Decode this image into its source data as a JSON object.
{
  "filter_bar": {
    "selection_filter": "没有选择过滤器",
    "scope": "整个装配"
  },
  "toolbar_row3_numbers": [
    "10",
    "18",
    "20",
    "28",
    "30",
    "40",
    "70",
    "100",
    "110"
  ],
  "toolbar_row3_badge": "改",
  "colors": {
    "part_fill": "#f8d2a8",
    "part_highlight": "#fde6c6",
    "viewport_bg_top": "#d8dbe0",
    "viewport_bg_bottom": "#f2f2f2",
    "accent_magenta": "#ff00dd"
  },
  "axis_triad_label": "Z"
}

**Aim**. Exactly reproduce every line of the records.

**Answer**.
Decode this image into its source data as a JSON object.
{
  "filter_bar": {
    "selection_filter": "没有选择过滤器",
    "scope": "整个装配"
  },
  "toolbar_row3_numbers": [
    "10",
    "18",
    "20",
    "28",
    "30",
    "40",
    "70",
    "100",
    "110"
  ],
  "toolbar_row3_badge": "改",
  "colors": {
    "part_fill": "#f8d2a8",
    "part_highlight": "#fde6c6",
    "viewport_bg_top": "#d8dbe0",
    "viewport_bg_bottom": "#f2f2f2",
    "accent_magenta": "#ff00dd"
  },
  "axis_triad_label": "Z"
}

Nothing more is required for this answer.